begin Data shown

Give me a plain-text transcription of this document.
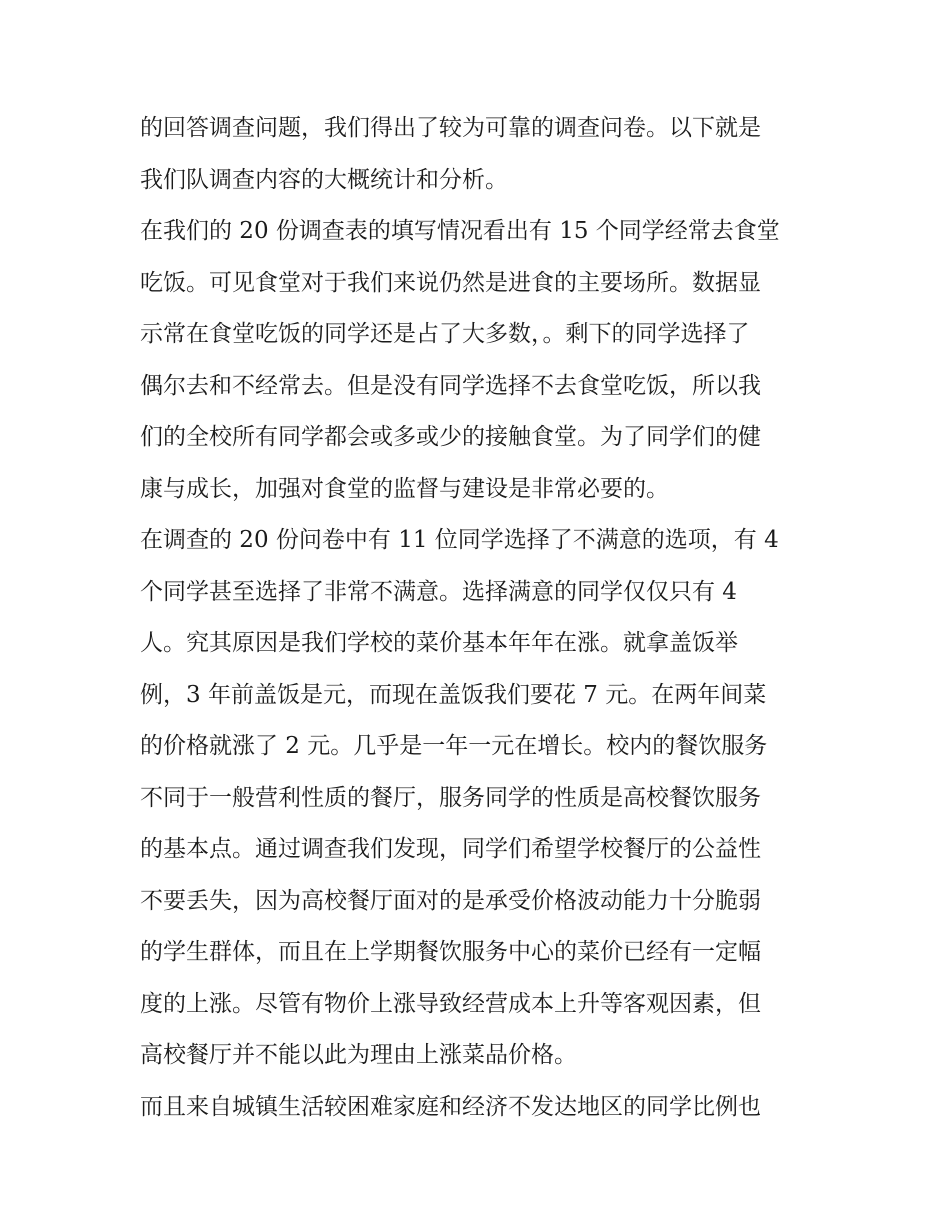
的回答调查问题，我们得出了较为可靠的调查问卷。以下就是
我们队调查内容的大概统计和分析。
在我们的 20 份调查表的填写情况看出有 15 个同学经常去食堂
吃饭。可见食堂对于我们来说仍然是进食的主要场所。数据显
示常在食堂吃饭的同学还是占了大多数，。剩下的同学选择了
偶尔去和不经常去。但是没有同学选择不去食堂吃饭，所以我
们的全校所有同学都会或多或少的接触食堂。为了同学们的健
康与成长，加强对食堂的监督与建设是非常必要的。
在调查的 20 份问卷中有 11 位同学选择了不满意的选项，有 4
个同学甚至选择了非常不满意。选择满意的同学仅仅只有 4
人。究其原因是我们学校的菜价基本年年在涨。就拿盖饭举
例，3 年前盖饭是元，而现在盖饭我们要花 7 元。在两年间菜
的价格就涨了 2 元。几乎是一年一元在增长。校内的餐饮服务
不同于一般营利性质的餐厅，服务同学的性质是高校餐饮服务
的基本点。通过调查我们发现，同学们希望学校餐厅的公益性
不要丢失，因为高校餐厅面对的是承受价格波动能力十分脆弱
的学生群体，而且在上学期餐饮服务中心的菜价已经有一定幅
度的上涨。尽管有物价上涨导致经营成本上升等客观因素，但
高校餐厅并不能以此为理由上涨菜品价格。
而且来自城镇生活较困难家庭和经济不发达地区的同学比例也
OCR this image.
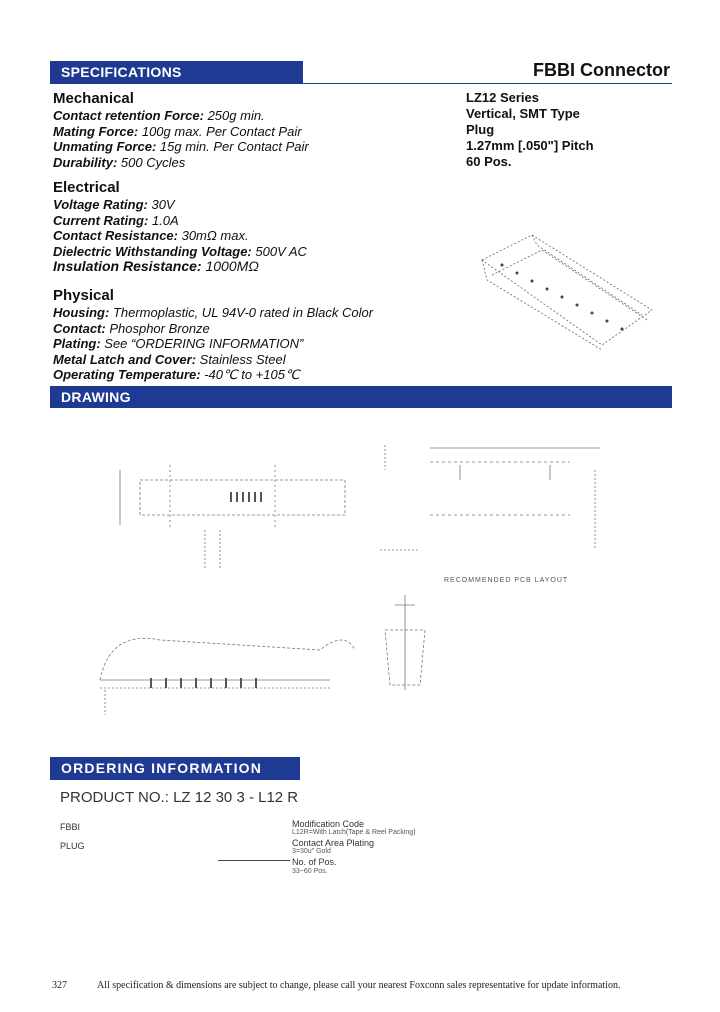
SPECIFICATIONS	FBBI Connector
LZ12 Series
Vertical, SMT Type
Plug
1.27mm [.050"] Pitch
60 Pos.
Mechanical
Contact retention Force: 250g min.
Mating Force: 100g max. Per Contact Pair
Unmating Force: 15g min. Per Contact Pair
Durability: 500 Cycles
Electrical
Voltage Rating: 30V
Current Rating: 1.0A
Contact Resistance: 30mΩ max.
Dielectric Withstanding Voltage: 500V AC
Insulation Resistance: 1000MΩ
Physical
Housing: Thermoplastic, UL 94V-0 rated in Black Color
Contact: Phosphor Bronze
Plating: See “ORDERING INFORMATION”
Metal Latch and Cover: Stainless Steel
Operating Temperature: -40℃ to +105℃
DRAWING
RECOMMENDED PCB LAYOUT
ORDERING INFORMATION
PRODUCT NO.: LZ 12 30 3 - L12 R
FBBI
PLUG
Modification Code
L12R=With Latch(Tape & Reel Packing)
Contact Area Plating
3=30u" Gold
No. of Pos.
33~60 Pos.
327	All specification & dimensions are subject to change, please call your nearest Foxconn sales representative for update information.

end Data shown

## Objective
Pictures stay out; reproduce every line of the records exactly.

## The output
Give me a plain-text transcription of this document.
的回答调查问题，我们得出了较为可靠的调查问卷。以下就是
我们队调查内容的大概统计和分析。
在我们的 20 份调查表的填写情况看出有 15 个同学经常去食堂
吃饭。可见食堂对于我们来说仍然是进食的主要场所。数据显
示常在食堂吃饭的同学还是占了大多数，。剩下的同学选择了
偶尔去和不经常去。但是没有同学选择不去食堂吃饭，所以我
们的全校所有同学都会或多或少的接触食堂。为了同学们的健
康与成长，加强对食堂的监督与建设是非常必要的。
在调查的 20 份问卷中有 11 位同学选择了不满意的选项，有 4
个同学甚至选择了非常不满意。选择满意的同学仅仅只有 4
人。究其原因是我们学校的菜价基本年年在涨。就拿盖饭举
例，3 年前盖饭是元，而现在盖饭我们要花 7 元。在两年间菜
的价格就涨了 2 元。几乎是一年一元在增长。校内的餐饮服务
不同于一般营利性质的餐厅，服务同学的性质是高校餐饮服务
的基本点。通过调查我们发现，同学们希望学校餐厅的公益性
不要丢失，因为高校餐厅面对的是承受价格波动能力十分脆弱
的学生群体，而且在上学期餐饮服务中心的菜价已经有一定幅
度的上涨。尽管有物价上涨导致经营成本上升等客观因素，但
高校餐厅并不能以此为理由上涨菜品价格。
而且来自城镇生活较困难家庭和经济不发达地区的同学比例也
OCR this image.
SPECIFICATIONS	FBBI Connector
LZ12 Series
Vertical, SMT Type
Plug
1.27mm [.050"] Pitch
60 Pos.
Mechanical
Contact retention Force: 250g min.
Mating Force: 100g max. Per Contact Pair
Unmating Force: 15g min. Per Contact Pair
Durability: 500 Cycles
Electrical
Voltage Rating: 30V
Current Rating: 1.0A
Contact Resistance: 30mΩ max.
Dielectric Withstanding Voltage: 500V AC
Insulation Resistance: 1000MΩ
Physical
Housing: Thermoplastic, UL 94V-0 rated in Black Color
Contact: Phosphor Bronze
Plating: See “ORDERING INFORMATION”
Metal Latch and Cover: Stainless Steel
Operating Temperature: -40℃ to +105℃
DRAWING
RECOMMENDED PCB LAYOUT
ORDERING INFORMATION
PRODUCT NO.: LZ 12 30 3 - L12 R
FBBI
PLUG
Modification Code
L12R=With Latch(Tape & Reel Packing)
Contact Area Plating
3=30u" Gold
No. of Pos.
33~60 Pos.
327	All specification & dimensions are subject to change, please call your nearest Foxconn sales representative for update information.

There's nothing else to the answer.